▶ DATA SECTION
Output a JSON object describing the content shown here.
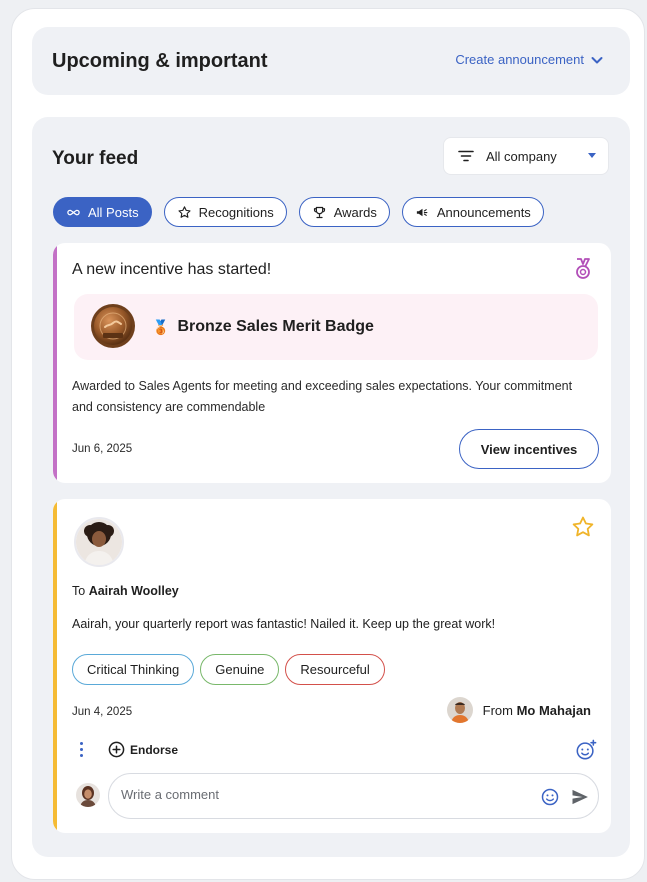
{
  "upcoming": {
    "title": "Upcoming & important",
    "create_label": "Create announcement"
  },
  "feed": {
    "title": "Your feed",
    "filter": {
      "selected": "All company"
    },
    "chips": [
      {
        "label": "All Posts",
        "icon": "infinity-icon",
        "active": true
      },
      {
        "label": "Recognitions",
        "icon": "star-icon",
        "active": false
      },
      {
        "label": "Awards",
        "icon": "trophy-icon",
        "active": false
      },
      {
        "label": "Announcements",
        "icon": "megaphone-icon",
        "active": false
      }
    ]
  },
  "incentive_card": {
    "title": "A new incentive has started!",
    "badge_emoji": "🥉",
    "badge_name": "Bronze Sales Merit Badge",
    "description": "Awarded to Sales Agents for meeting and exceeding sales expectations. Your commitment and consistency are commendable",
    "date": "Jun 6, 2025",
    "button_label": "View incentives",
    "accent_color": "#c371c6"
  },
  "recognition_card": {
    "to_prefix": "To",
    "recipient": "Aairah Woolley",
    "message": "Aairah, your quarterly report was fantastic! Nailed it. Keep up the great work!",
    "tags": [
      {
        "label": "Critical Thinking",
        "color": "#5aa9d8"
      },
      {
        "label": "Genuine",
        "color": "#79b86b"
      },
      {
        "label": "Resourceful",
        "color": "#d3504a"
      }
    ],
    "date": "Jun 4, 2025",
    "from_prefix": "From",
    "sender": "Mo Mahajan",
    "endorse_label": "Endorse",
    "comment_placeholder": "Write a comment",
    "accent_color": "#f5bb34"
  }
}
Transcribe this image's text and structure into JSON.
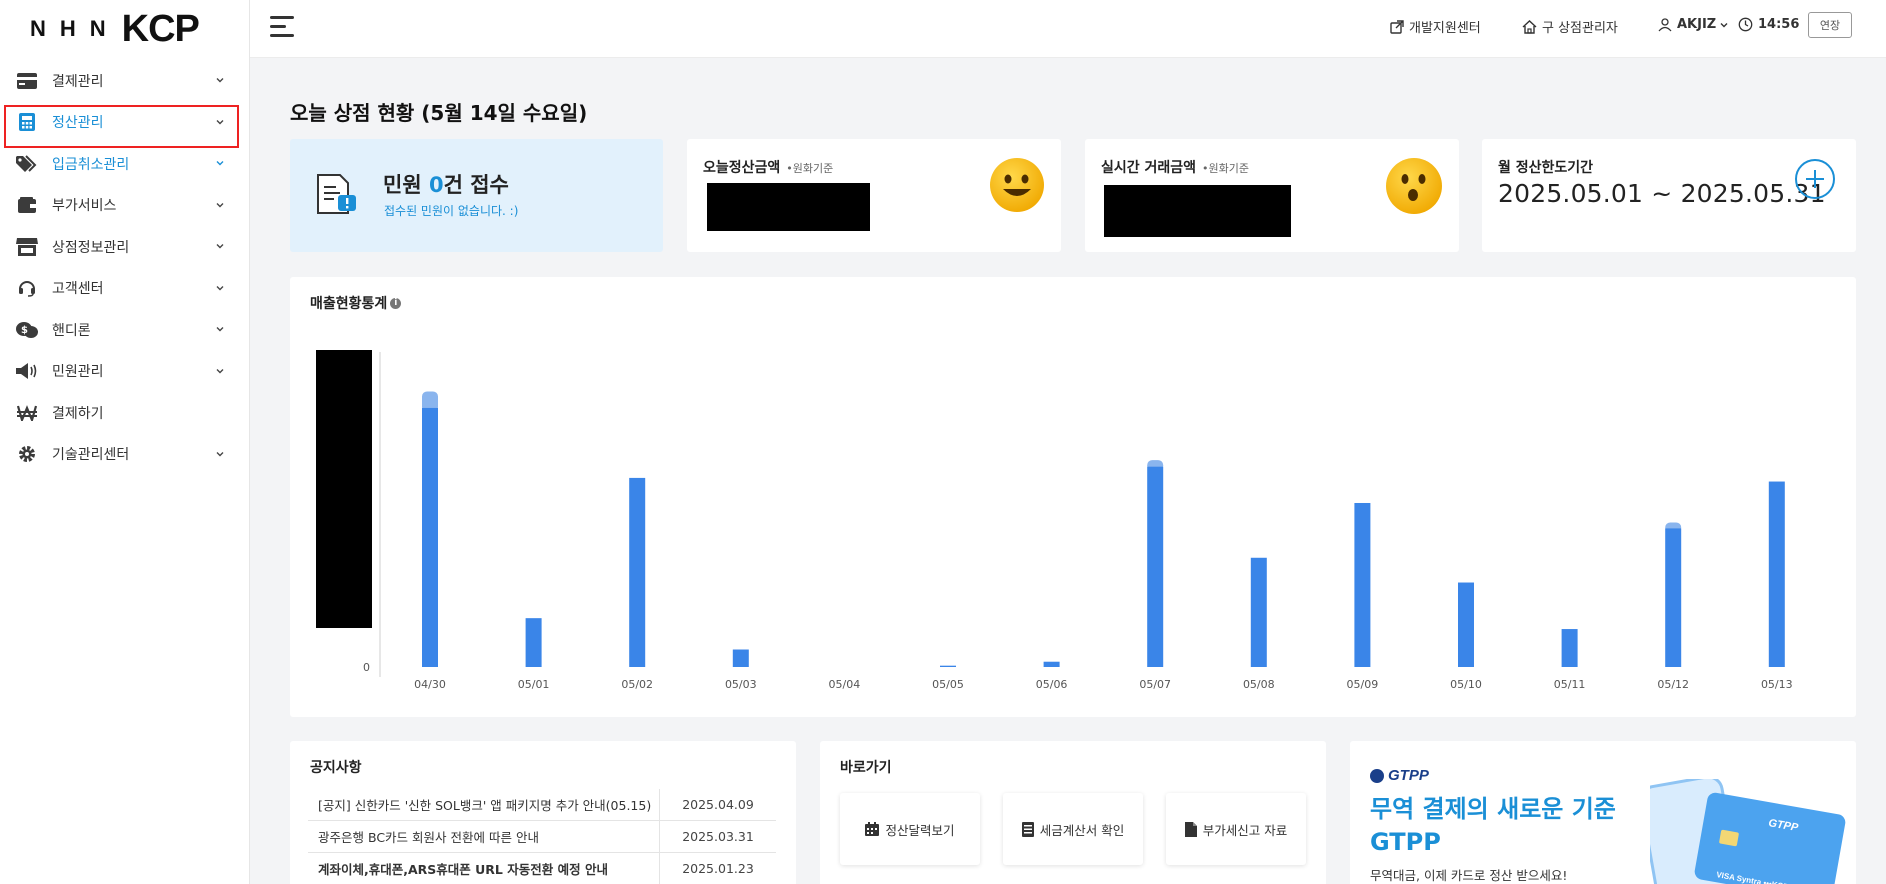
{
  "logo": {
    "nhn": "NHN",
    "kcp": "KCP"
  },
  "sidebar": {
    "items": [
      {
        "label": "결제관리",
        "icon": "card-icon",
        "has_chevron": true
      },
      {
        "label": "정산관리",
        "icon": "calculator-icon",
        "has_chevron": true
      },
      {
        "label": "입금취소관리",
        "icon": "tag-icon",
        "has_chevron": true
      },
      {
        "label": "부가서비스",
        "icon": "wallet-icon",
        "has_chevron": true
      },
      {
        "label": "상점정보관리",
        "icon": "store-icon",
        "has_chevron": true
      },
      {
        "label": "고객센터",
        "icon": "headset-icon",
        "has_chevron": true
      },
      {
        "label": "핸디론",
        "icon": "money-chat-icon",
        "has_chevron": true
      },
      {
        "label": "민원관리",
        "icon": "megaphone-icon",
        "has_chevron": true
      },
      {
        "label": "결제하기",
        "icon": "won-icon",
        "has_chevron": false
      },
      {
        "label": "기술관리센터",
        "icon": "gear-icon",
        "has_chevron": true
      }
    ]
  },
  "header": {
    "dev_center": "개발지원센터",
    "old_admin": "구 상점관리자",
    "user": "AKJIZ",
    "time": "14:56",
    "extend_label": "연장"
  },
  "main": {
    "title": "오늘 상점 현황 (5월 14일 수요일)",
    "complaint": {
      "prefix": "민원 ",
      "count": "0",
      "suffix": "건 접수",
      "sub": "접수된 민원이 없습니다. :)"
    },
    "today_settlement": {
      "title": "오늘정산금액",
      "note": "•원화기준"
    },
    "realtime_tx": {
      "title": "실시간 거래금액",
      "note": "•원화기준"
    },
    "monthly_period": {
      "title": "월 정산한도기간",
      "value": "2025.05.01 ~ 2025.05.31"
    }
  },
  "chart_data": {
    "type": "bar",
    "title": "매출현황통계",
    "categories": [
      "04/30",
      "05/01",
      "05/02",
      "05/03",
      "05/04",
      "05/05",
      "05/06",
      "05/07",
      "05/08",
      "05/09",
      "05/10",
      "05/11",
      "05/12",
      "05/13"
    ],
    "series": [
      {
        "name": "",
        "values": [
          0.785,
          0.148,
          0.573,
          0.053,
          0,
          0.004,
          0.016,
          0.607,
          0.331,
          0.497,
          0.256,
          0.115,
          0.42,
          0.562
        ],
        "color": "#3a85e8"
      },
      {
        "name": "",
        "values": [
          0.05,
          0,
          0,
          0,
          0,
          0,
          0,
          0.02,
          0,
          0,
          0,
          0,
          0.018,
          0
        ],
        "color": "#8ab5ee"
      }
    ],
    "yticks": [
      "0"
    ],
    "y_top_label_redacted": true,
    "grid": false
  },
  "notices": {
    "title": "공지사항",
    "items": [
      {
        "title": "[공지] 신한카드 '신한 SOL뱅크' 앱 패키지명 추가 안내(05.15)",
        "date": "2025.04.09",
        "bold": false
      },
      {
        "title": "광주은행 BC카드 회원사 전환에 따른 안내",
        "date": "2025.03.31",
        "bold": false
      },
      {
        "title": "계좌이체,휴대폰,ARS휴대폰 URL 자동전환 예정 안내",
        "date": "2025.01.23",
        "bold": true
      }
    ]
  },
  "quick": {
    "title": "바로가기",
    "items": [
      {
        "label": "정산달력보기",
        "icon": "calendar-icon"
      },
      {
        "label": "세금계산서 확인",
        "icon": "receipt-icon"
      },
      {
        "label": "부가세신고 자료",
        "icon": "document-icon"
      }
    ]
  },
  "banner": {
    "logo": "GTPP",
    "headline": "무역 결제의 새로운 기준 GTPP",
    "sub": "무역대금, 이제 카드로 정산 받으세요!",
    "card_logo": "GTPP",
    "card_brands": "VISA  Syntra  •••KCP"
  },
  "colors": {
    "accent": "#1a8fd6",
    "bar": "#3a85e8",
    "bar_light": "#8ab5ee",
    "highlight": "#e22222"
  }
}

▶ TASK OBJECTIVE
Look through the records and gather each line with the word "GTPP".

▶ EXERCISE ANSWER
    "logo": "GTPP",
    "headline": "무역 결제의 새로운 기준 GTPP",
    "card_logo": "GTPP",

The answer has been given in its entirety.